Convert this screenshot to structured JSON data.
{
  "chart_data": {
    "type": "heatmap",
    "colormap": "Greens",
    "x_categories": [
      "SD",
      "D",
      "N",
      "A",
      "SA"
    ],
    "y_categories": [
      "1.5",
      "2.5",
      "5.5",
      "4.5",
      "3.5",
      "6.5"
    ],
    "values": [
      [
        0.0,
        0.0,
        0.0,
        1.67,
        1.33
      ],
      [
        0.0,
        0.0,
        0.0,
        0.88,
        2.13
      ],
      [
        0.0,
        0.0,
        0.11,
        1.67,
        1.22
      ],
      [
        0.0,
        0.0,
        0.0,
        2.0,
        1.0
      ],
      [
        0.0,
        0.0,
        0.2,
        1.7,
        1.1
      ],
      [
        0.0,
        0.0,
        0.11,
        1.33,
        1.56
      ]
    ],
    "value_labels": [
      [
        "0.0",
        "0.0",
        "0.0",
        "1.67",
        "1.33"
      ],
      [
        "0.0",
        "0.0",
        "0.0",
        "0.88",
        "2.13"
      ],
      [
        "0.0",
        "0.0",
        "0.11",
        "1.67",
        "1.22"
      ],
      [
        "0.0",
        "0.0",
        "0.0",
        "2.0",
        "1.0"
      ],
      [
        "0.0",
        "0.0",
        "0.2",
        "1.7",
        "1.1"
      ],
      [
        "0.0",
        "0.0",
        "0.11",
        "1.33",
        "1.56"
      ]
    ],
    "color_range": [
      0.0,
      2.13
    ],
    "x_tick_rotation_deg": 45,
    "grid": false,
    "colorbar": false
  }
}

--

▸ **Direction**: Please reproduce every line of the material word for word.

▸ **Correct result**:
Convert this screenshot to structured JSON data.
{
  "chart_data": {
    "type": "heatmap",
    "colormap": "Greens",
    "x_categories": [
      "SD",
      "D",
      "N",
      "A",
      "SA"
    ],
    "y_categories": [
      "1.5",
      "2.5",
      "5.5",
      "4.5",
      "3.5",
      "6.5"
    ],
    "values": [
      [
        0.0,
        0.0,
        0.0,
        1.67,
        1.33
      ],
      [
        0.0,
        0.0,
        0.0,
        0.88,
        2.13
      ],
      [
        0.0,
        0.0,
        0.11,
        1.67,
        1.22
      ],
      [
        0.0,
        0.0,
        0.0,
        2.0,
        1.0
      ],
      [
        0.0,
        0.0,
        0.2,
        1.7,
        1.1
      ],
      [
        0.0,
        0.0,
        0.11,
        1.33,
        1.56
      ]
    ],
    "value_labels": [
      [
        "0.0",
        "0.0",
        "0.0",
        "1.67",
        "1.33"
      ],
      [
        "0.0",
        "0.0",
        "0.0",
        "0.88",
        "2.13"
      ],
      [
        "0.0",
        "0.0",
        "0.11",
        "1.67",
        "1.22"
      ],
      [
        "0.0",
        "0.0",
        "0.0",
        "2.0",
        "1.0"
      ],
      [
        "0.0",
        "0.0",
        "0.2",
        "1.7",
        "1.1"
      ],
      [
        "0.0",
        "0.0",
        "0.11",
        "1.33",
        "1.56"
      ]
    ],
    "color_range": [
      0.0,
      2.13
    ],
    "x_tick_rotation_deg": 45,
    "grid": false,
    "colorbar": false
  }
}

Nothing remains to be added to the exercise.